··· Material provided

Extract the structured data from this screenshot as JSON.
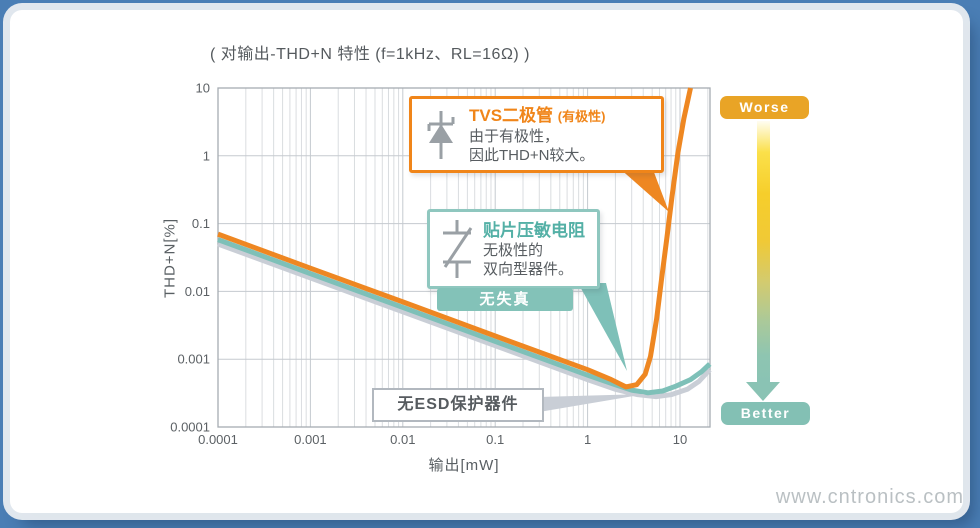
{
  "header": {
    "title": "( 对输出-THD+N 特性 (f=1kHz、RL=16Ω) )"
  },
  "watermark": "www.cntronics.com",
  "axes": {
    "x_label": "输出[mW]",
    "y_label": "THD+N[%]",
    "x_ticks": [
      "0.0001",
      "0.001",
      "0.01",
      "0.1",
      "1",
      "10"
    ],
    "y_ticks": [
      "10",
      "1",
      "0.1",
      "0.01",
      "0.001",
      "0.0001"
    ]
  },
  "chart_data": {
    "type": "line",
    "title": "( 对输出-THD+N 特性 (f=1kHz、RL=16Ω) )",
    "xlabel": "输出[mW]",
    "ylabel": "THD+N[%]",
    "x_scale": "log",
    "y_scale": "log",
    "xlim": [
      0.0001,
      21
    ],
    "ylim": [
      0.0001,
      10
    ],
    "grid": "log gridlines: vertical major+minor, horizontal major only",
    "legend_position": "callout boxes on plot",
    "series": [
      {
        "name": "TVS二极管(有极性)",
        "color": "#EE8722",
        "points": [
          [
            0.0001,
            0.07
          ],
          [
            0.001,
            0.022
          ],
          [
            0.01,
            0.007
          ],
          [
            0.1,
            0.0022
          ],
          [
            1,
            0.0007
          ],
          [
            1.8,
            0.0005
          ],
          [
            2.6,
            0.00039
          ],
          [
            3.4,
            0.00042
          ],
          [
            4.2,
            0.0006
          ],
          [
            4.8,
            0.0011
          ],
          [
            5.6,
            0.004
          ],
          [
            6.3,
            0.015
          ],
          [
            7.2,
            0.06
          ],
          [
            8.2,
            0.25
          ],
          [
            9.5,
            1.1
          ],
          [
            11,
            3.5
          ],
          [
            13,
            10
          ]
        ]
      },
      {
        "name": "贴片压敏电阻",
        "color": "#7EC0B8",
        "points": [
          [
            0.0001,
            0.058
          ],
          [
            0.001,
            0.0183
          ],
          [
            0.01,
            0.0058
          ],
          [
            0.1,
            0.00183
          ],
          [
            1,
            0.00058
          ],
          [
            2,
            0.00042
          ],
          [
            3,
            0.00035
          ],
          [
            4.5,
            0.00032
          ],
          [
            6.5,
            0.00034
          ],
          [
            9,
            0.0004
          ],
          [
            13,
            0.0005
          ],
          [
            17,
            0.00065
          ],
          [
            21,
            0.00085
          ]
        ]
      },
      {
        "name": "无ESD保护器件",
        "color": "#C9CED6",
        "points": [
          [
            0.0001,
            0.05
          ],
          [
            0.001,
            0.0158
          ],
          [
            0.01,
            0.005
          ],
          [
            0.1,
            0.00158
          ],
          [
            1,
            0.0005
          ],
          [
            2,
            0.00036
          ],
          [
            3.5,
            0.0003
          ],
          [
            5.5,
            0.00028
          ],
          [
            8,
            0.0003
          ],
          [
            12,
            0.00036
          ],
          [
            16,
            0.00047
          ],
          [
            21,
            0.0007
          ]
        ]
      }
    ]
  },
  "callouts": {
    "tvs": {
      "title": "TVS二极管",
      "title_suffix": "(有极性)",
      "line1": "由于有极性，",
      "line2": "因此THD+N较大。",
      "border_color": "#F08519"
    },
    "varistor": {
      "title": "贴片压敏电阻",
      "line1": "无极性的",
      "line2": "双向型器件。",
      "border_color": "#8FC7BF"
    },
    "no_distortion_badge": "无失真",
    "no_esd": "无ESD保护器件"
  },
  "scale_indicator": {
    "worse": "Worse",
    "better": "Better",
    "worse_color": "#E9A426",
    "better_color": "#83C0B4"
  }
}
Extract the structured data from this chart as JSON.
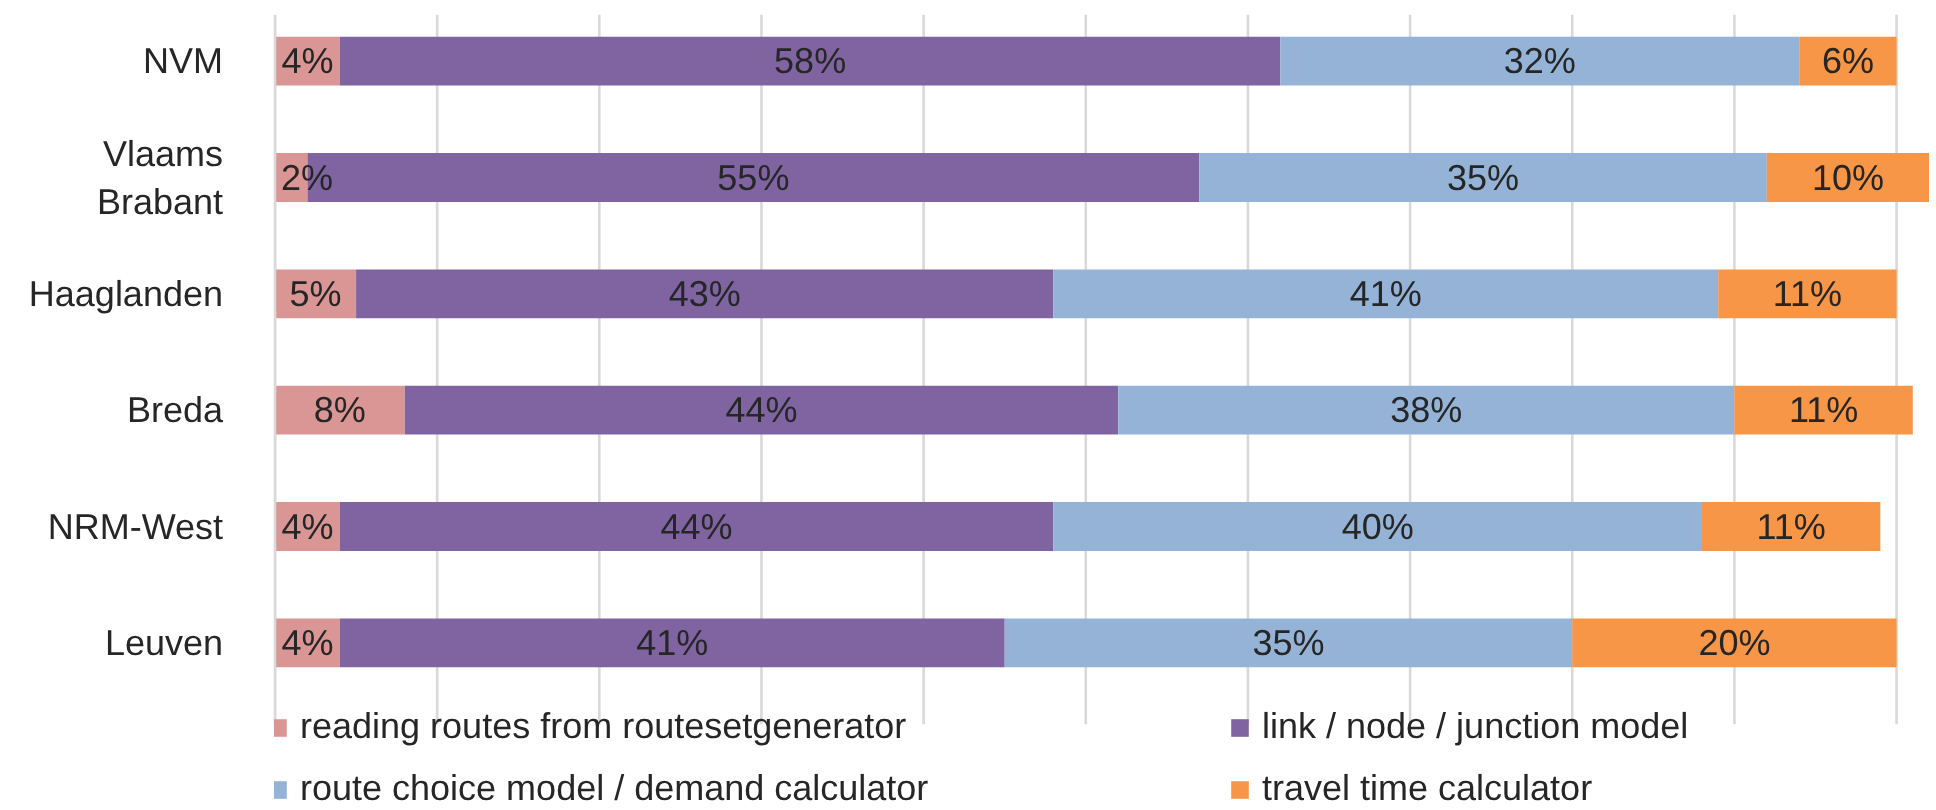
{
  "chart_data": {
    "type": "bar",
    "orientation": "horizontal",
    "stacked": true,
    "categories": [
      "NVM",
      "Vlaams Brabant",
      "Haaglanden",
      "Breda",
      "NRM-West",
      "Leuven"
    ],
    "series": [
      {
        "name": "reading routes from routesetgenerator",
        "color": "#d99694",
        "values": [
          4,
          2,
          5,
          8,
          4,
          4
        ],
        "value_labels": [
          "4%",
          "2%",
          "5%",
          "8%",
          "4%",
          "4%"
        ]
      },
      {
        "name": "link / node / junction model",
        "color": "#8064a2",
        "values": [
          58,
          55,
          43,
          44,
          44,
          41
        ],
        "value_labels": [
          "58%",
          "55%",
          "43%",
          "44%",
          "44%",
          "41%"
        ]
      },
      {
        "name": "route choice model / demand calculator",
        "color": "#95b3d7",
        "values": [
          32,
          35,
          41,
          38,
          40,
          35
        ],
        "value_labels": [
          "32%",
          "35%",
          "41%",
          "38%",
          "40%",
          "35%"
        ]
      },
      {
        "name": "travel time calculator",
        "color": "#f79646",
        "values": [
          6,
          10,
          11,
          11,
          11,
          20
        ],
        "value_labels": [
          "6%",
          "10%",
          "11%",
          "11%",
          "11%",
          "20%"
        ]
      }
    ],
    "xlim": [
      0,
      102
    ],
    "xticks": [
      {
        "value": 0,
        "label": null
      },
      {
        "value": 10,
        "label": null
      },
      {
        "value": 20,
        "label": null
      },
      {
        "value": 30,
        "label": null
      },
      {
        "value": 40,
        "label": null
      },
      {
        "value": 50,
        "label": null
      },
      {
        "value": 60,
        "label": null
      },
      {
        "value": 70,
        "label": null
      },
      {
        "value": 80,
        "label": null
      },
      {
        "value": 90,
        "label": null
      },
      {
        "value": 100,
        "label": null
      }
    ],
    "grid": "x",
    "legend": "bottom",
    "tick_labels": "y"
  }
}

······

** Prompt **
Copy and report every line where the word "grid" is present.

** The reply **
    "grid": "log gridlines: vertical major+minor, horizontal major only",
    "grid": "x",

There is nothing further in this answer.